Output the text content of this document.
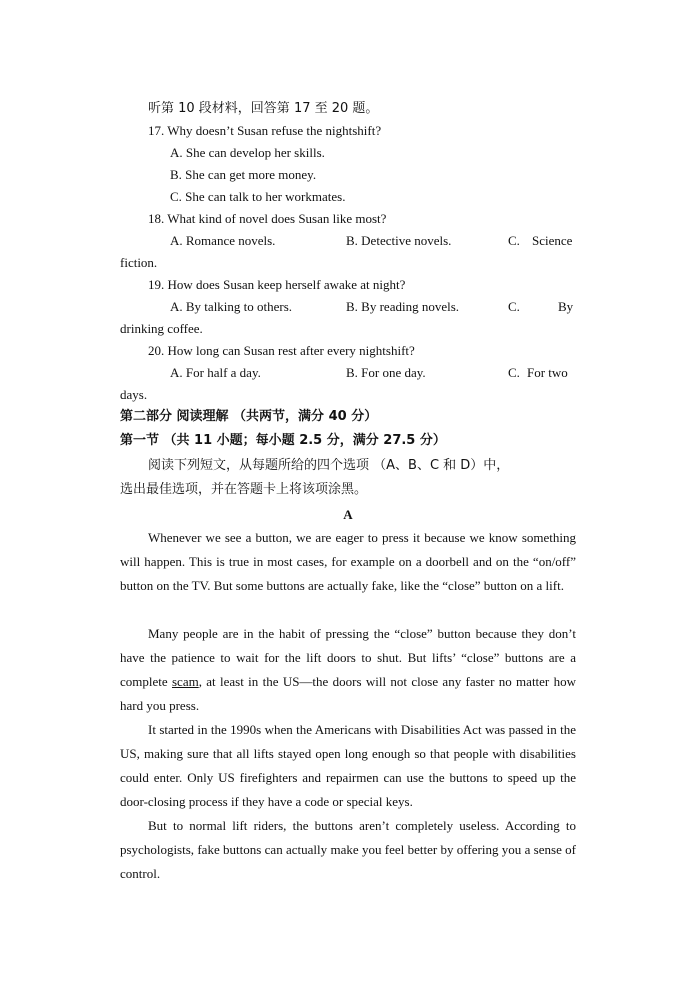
听第 10 段材料，回答第 17 至 20 题。
17. Why doesn’t Susan refuse the nightshift?
A. She can develop her skills.
B. She can get more money.
C. She can talk to her workmates.
18. What kind of novel does Susan like most?
A. Romance novels.	B. Detective novels.	C. Science
fiction.
19. How does Susan keep herself awake at night?
A. By talking to others.	B. By reading novels.	C.	By
drinking coffee.
20. How long can Susan rest after every nightshift?
A. For half a day.	B. For one day.	C. For two
days.
第二部分 阅读理解 （共两节，满分 40 分）
第一节 （共 11 小题；每小题 2.5 分，满分 27.5 分）
阅读下列短文，从每题所给的四个选项 （A、B、C 和 D）中，
选出最佳选项，并在答题卡上将该项涂黑。
A
Whenever we see a button, we are eager to press it because we know something will happen. This is true in most cases, for example on a doorbell and on the “on/off” button on the TV. But some buttons are actually fake, like the “close” button on a lift.
Many people are in the habit of pressing the “close” button because they don’t have the patience to wait for the lift doors to shut. But lifts’ “close” buttons are a complete scam, at least in the US—the doors will not close any faster no matter how hard you press.
It started in the 1990s when the Americans with Disabilities Act was passed in the US, making sure that all lifts stayed open long enough so that people with disabilities could enter. Only US firefighters and repairmen can use the buttons to speed up the door-closing process if they have a code or special keys.
But to normal lift riders, the buttons aren’t completely useless. According to psychologists, fake buttons can actually make you feel better by offering you a sense of control.
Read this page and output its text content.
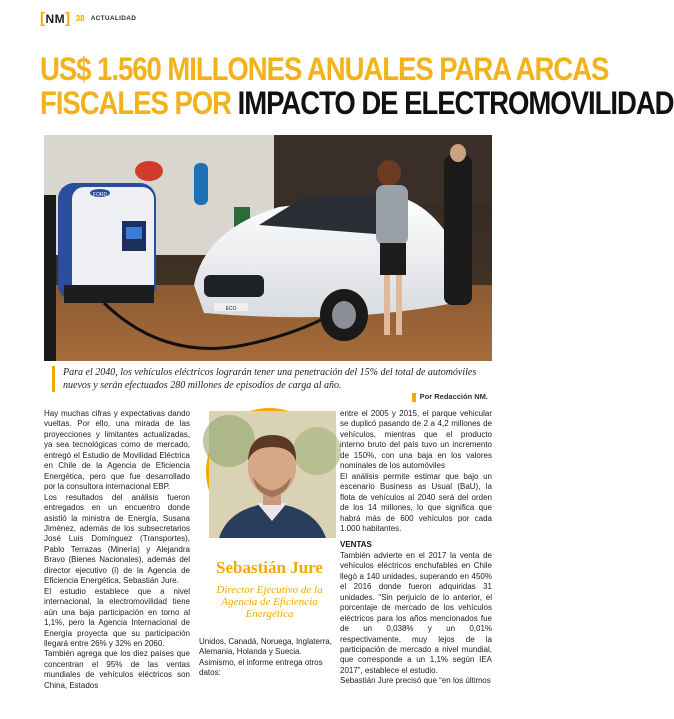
[NM] 38 ACTUALIDAD
US$ 1.560 MILLONES ANUALES PARA ARCAS
FISCALES POR IMPACTO DE ELECTROMOVILIDAD
FORD
ECO
Para el 2040, los vehículos eléctricos lograrán tener una penetración del 15% del total de automóviles nuevos y serán efectuados 280 millones de episodios de carga al año.
Por Redacción NM.

Hay muchas cifras y expectativas dando vueltas. Por ello, una mirada de las proyecciones y limitantes actualizadas, ya sea tecnológicas como de mercado, entregó el Estudio de Movilidad Eléctrica en Chile de la Agencia de Eficiencia Energética, pero que fue desarrollado por la consultora internacional EBP.

Los resultados del análisis fueron entregados en un encuentro donde asistió la ministra de Energía, Susana Jiménez, además de los subsecretarios José Luis Domínguez (Transportes), Pablo Terrazas (Minería) y Alejandra Bravo (Bienes Nacionales), además del director ejecutivo (i) de la Agencia de Eficiencia Energética, Sebastián Jure.

El estudio establece que a nivel internacional, la electromovilidad tiene aún una baja participación en torno al 1,1%, pero la Agencia Internacional de Energía proyecta que su participación llegará entre 26% y 32% en 2060.

También agrega que los diez países que concentran el 95% de las ventas mundiales de vehículos eléctricos son China, Estados

Sebastián Jure
Director Ejecutivo de la Agencia de Eficiencia Energética
Unidos, Canadá, Noruega, Inglaterra, Alemania, Holanda y Suecia. Asimismo, el informe entrega otros datos:

entre el 2005 y 2015, el parque vehicular se duplicó pasando de 2 a 4,2 millones de vehículos, mientras que el producto interno bruto del país tuvo un incremento de 150%, con una baja en los valores nominales de los automóviles

El análisis permite estimar que bajo un escenario Business as Usual (BaU), la flota de vehículos al 2040 será del orden de los 14 millones, lo que significa que habrá más de 600 vehículos por cada 1.000 habitantes.

VENTAS

También advierte en el 2017 la venta de vehículos eléctricos enchufables en Chile llegó a 140 unidades, superando en 450% el 2016 donde fueron adquiridas 31 unidades. “Sin perjuicio de lo anterior, el porcentaje de mercado de los vehículos eléctricos para los años mencionados fue de un 0,038% y un 0,01% respectivamente, muy lejos de la participación de mercado a nivel mundial, que corresponde a un 1,1% según IEA 2017”, establece el estudio.

Sebastián Jure precisó que “en los últimos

++++++++++

WHAT YOU ARE ASKED TO DO: Tally up the lines of the listing containing the word "content". Give only the total.

RESULT FOR THIS TASK: 2